** start Given data **
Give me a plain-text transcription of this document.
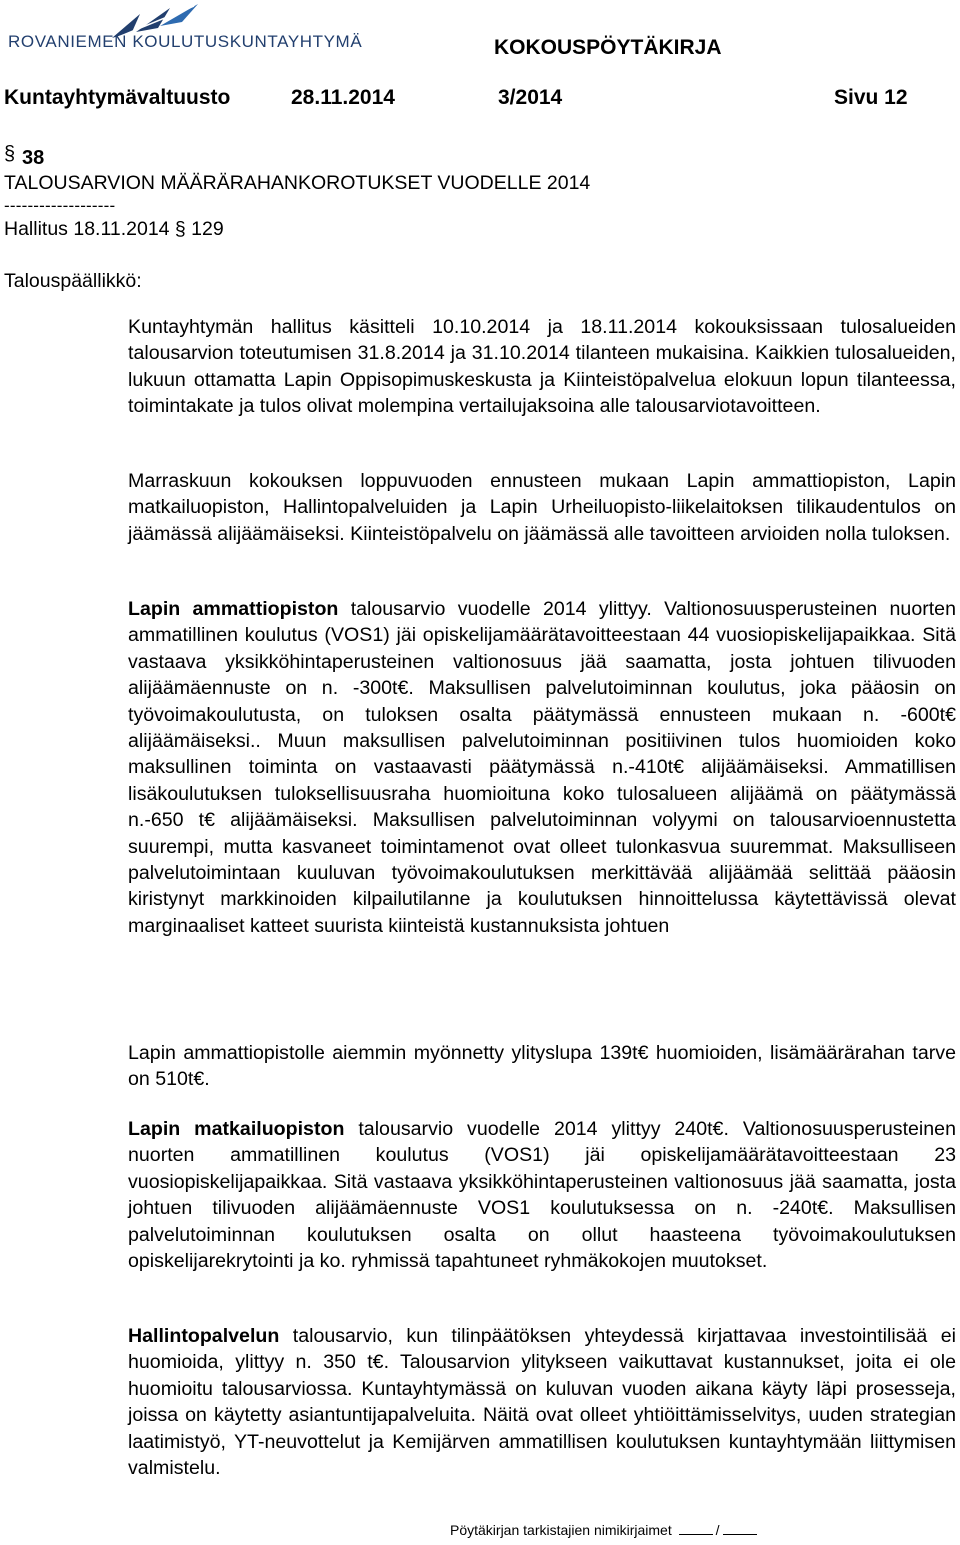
ROVANIEMEN KOULUTUSKUNTAYHTYMÄ	KOKOUSPÖYTÄKIRJA
Kuntayhtymävaltuusto	28.11.2014	3/2014	Sivu 12
§ 38
TALOUSARVION MÄÄRÄRAHANKOROTUKSET VUODELLE 2014
-------------------
Hallitus 18.11.2014 § 129
Talouspäällikkö:
Kuntayhtymän hallitus käsitteli 10.10.2014 ja 18.11.2014 kokouksissaan tulosalueiden talousarvion toteutumisen 31.8.2014 ja 31.10.2014 tilanteen mukaisina. Kaikkien tulosalueiden, lukuun ottamatta Lapin Oppisopimuskeskusta ja Kiinteistöpalvelua elokuun lopun tilanteessa, toimintakate ja tulos olivat molempina vertailujaksoina alle talousarviotavoitteen.
Marraskuun kokouksen loppuvuoden ennusteen mukaan Lapin ammattiopiston, Lapin matkailuopiston, Hallintopalveluiden ja Lapin Urheiluopisto-liikelaitoksen tilikaudentulos on jäämässä alijäämäiseksi. Kiinteistöpalvelu on jäämässä alle tavoitteen arvioiden nolla tuloksen.
Lapin ammattiopiston talousarvio vuodelle 2014 ylittyy. Valtionosuusperusteinen nuorten ammatillinen koulutus (VOS1) jäi opiskelijamäärätavoitteestaan 44 vuosiopiskelijapaikkaa. Sitä vastaava yksikköhintaperusteinen valtionosuus jää saamatta, josta johtuen tilivuoden alijäämäennuste on n. -300t€. Maksullisen palvelutoiminnan koulutus, joka pääosin on työvoimakoulutusta, on tuloksen osalta päätymässä ennusteen mukaan n. -600t€ alijäämäiseksi.. Muun maksullisen palvelutoiminnan positiivinen tulos huomioiden koko maksullinen toiminta on vastaavasti päätymässä n.-410t€ alijäämäiseksi. Ammatillisen lisäkoulutuksen tuloksellisuusraha huomioituna koko tulosalueen alijäämä on päätymässä n.-650 t€ alijäämäiseksi. Maksullisen palvelutoiminnan volyymi on talousarvioennustetta suurempi, mutta kasvaneet toimintamenot ovat olleet tulonkasvua suuremmat. Maksulliseen palvelutoimintaan kuuluvan työvoimakoulutuksen merkittävää alijäämää selittää pääosin kiristynyt markkinoiden kilpailutilanne ja koulutuksen hinnoittelussa käytettävissä olevat marginaaliset katteet suurista kiinteistä kustannuksista johtuen
Lapin ammattiopistolle aiemmin myönnetty ylityslupa 139t€ huomioiden, lisämäärärahan tarve on 510t€.
Lapin matkailuopiston talousarvio vuodelle 2014 ylittyy 240t€. Valtionosuusperusteinen nuorten ammatillinen koulutus (VOS1) jäi opiskelijamäärätavoitteestaan 23 vuosiopiskelijapaikkaa. Sitä vastaava yksikköhintaperusteinen valtionosuus jää saamatta, josta johtuen tilivuoden alijäämäennuste VOS1 koulutuksessa on n. -240t€. Maksullisen palvelutoiminnan koulutuksen osalta on ollut haasteena työvoimakoulutuksen opiskelijarekrytointi ja ko. ryhmissä tapahtuneet ryhmäkokojen muutokset.
Hallintopalvelun talousarvio, kun tilinpäätöksen yhteydessä kirjattavaa investointilisää ei huomioida, ylittyy n. 350 t€. Talousarvion ylitykseen vaikuttavat kustannukset, joita ei ole huomioitu talousarviossa. Kuntayhtymässä on kuluvan vuoden aikana käyty läpi prosesseja, joissa on käytetty asiantuntijapalveluita. Näitä ovat olleet yhtiöittämisselvitys, uuden strategian laatimistyö, YT-neuvottelut ja Kemijärven ammatillisen koulutuksen kuntayhtymään liittymisen valmistelu.
Pöytäkirjan tarkistajien nimikirjaimet	/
** end Given data **
*Short task*.
Output all the records, word for word, with no pictures in the copy.

*Finished answer*.
Give me a plain-text transcription of this document.
ROVANIEMEN KOULUTUSKUNTAYHTYMÄ	KOKOUSPÖYTÄKIRJA
Kuntayhtymävaltuusto	28.11.2014	3/2014	Sivu 12
§ 38
TALOUSARVION MÄÄRÄRAHANKOROTUKSET VUODELLE 2014
-------------------
Hallitus 18.11.2014 § 129
Talouspäällikkö:
Kuntayhtymän hallitus käsitteli 10.10.2014 ja 18.11.2014 kokouksissaan tulosalueiden talousarvion toteutumisen 31.8.2014 ja 31.10.2014 tilanteen mukaisina. Kaikkien tulosalueiden, lukuun ottamatta Lapin Oppisopimuskeskusta ja Kiinteistöpalvelua elokuun lopun tilanteessa, toimintakate ja tulos olivat molempina vertailujaksoina alle talousarviotavoitteen.
Marraskuun kokouksen loppuvuoden ennusteen mukaan Lapin ammattiopiston, Lapin matkailuopiston, Hallintopalveluiden ja Lapin Urheiluopisto-liikelaitoksen tilikaudentulos on jäämässä alijäämäiseksi. Kiinteistöpalvelu on jäämässä alle tavoitteen arvioiden nolla tuloksen.
Lapin ammattiopiston talousarvio vuodelle 2014 ylittyy. Valtionosuusperusteinen nuorten ammatillinen koulutus (VOS1) jäi opiskelijamäärätavoitteestaan 44 vuosiopiskelijapaikkaa. Sitä vastaava yksikköhintaperusteinen valtionosuus jää saamatta, josta johtuen tilivuoden alijäämäennuste on n. -300t€. Maksullisen palvelutoiminnan koulutus, joka pääosin on työvoimakoulutusta, on tuloksen osalta päätymässä ennusteen mukaan n. -600t€ alijäämäiseksi.. Muun maksullisen palvelutoiminnan positiivinen tulos huomioiden koko maksullinen toiminta on vastaavasti päätymässä n.-410t€ alijäämäiseksi. Ammatillisen lisäkoulutuksen tuloksellisuusraha huomioituna koko tulosalueen alijäämä on päätymässä n.-650 t€ alijäämäiseksi. Maksullisen palvelutoiminnan volyymi on talousarvioennustetta suurempi, mutta kasvaneet toimintamenot ovat olleet tulonkasvua suuremmat. Maksulliseen palvelutoimintaan kuuluvan työvoimakoulutuksen merkittävää alijäämää selittää pääosin kiristynyt markkinoiden kilpailutilanne ja koulutuksen hinnoittelussa käytettävissä olevat marginaaliset katteet suurista kiinteistä kustannuksista johtuen
Lapin ammattiopistolle aiemmin myönnetty ylityslupa 139t€ huomioiden, lisämäärärahan tarve on 510t€.
Lapin matkailuopiston talousarvio vuodelle 2014 ylittyy 240t€. Valtionosuusperusteinen nuorten ammatillinen koulutus (VOS1) jäi opiskelijamäärätavoitteestaan 23 vuosiopiskelijapaikkaa. Sitä vastaava yksikköhintaperusteinen valtionosuus jää saamatta, josta johtuen tilivuoden alijäämäennuste VOS1 koulutuksessa on n. -240t€. Maksullisen palvelutoiminnan koulutuksen osalta on ollut haasteena työvoimakoulutuksen opiskelijarekrytointi ja ko. ryhmissä tapahtuneet ryhmäkokojen muutokset.
Hallintopalvelun talousarvio, kun tilinpäätöksen yhteydessä kirjattavaa investointilisää ei huomioida, ylittyy n. 350 t€. Talousarvion ylitykseen vaikuttavat kustannukset, joita ei ole huomioitu talousarviossa. Kuntayhtymässä on kuluvan vuoden aikana käyty läpi prosesseja, joissa on käytetty asiantuntijapalveluita. Näitä ovat olleet yhtiöittämisselvitys, uuden strategian laatimistyö, YT-neuvottelut ja Kemijärven ammatillisen koulutuksen kuntayhtymään liittymisen valmistelu.
Pöytäkirjan tarkistajien nimikirjaimet	/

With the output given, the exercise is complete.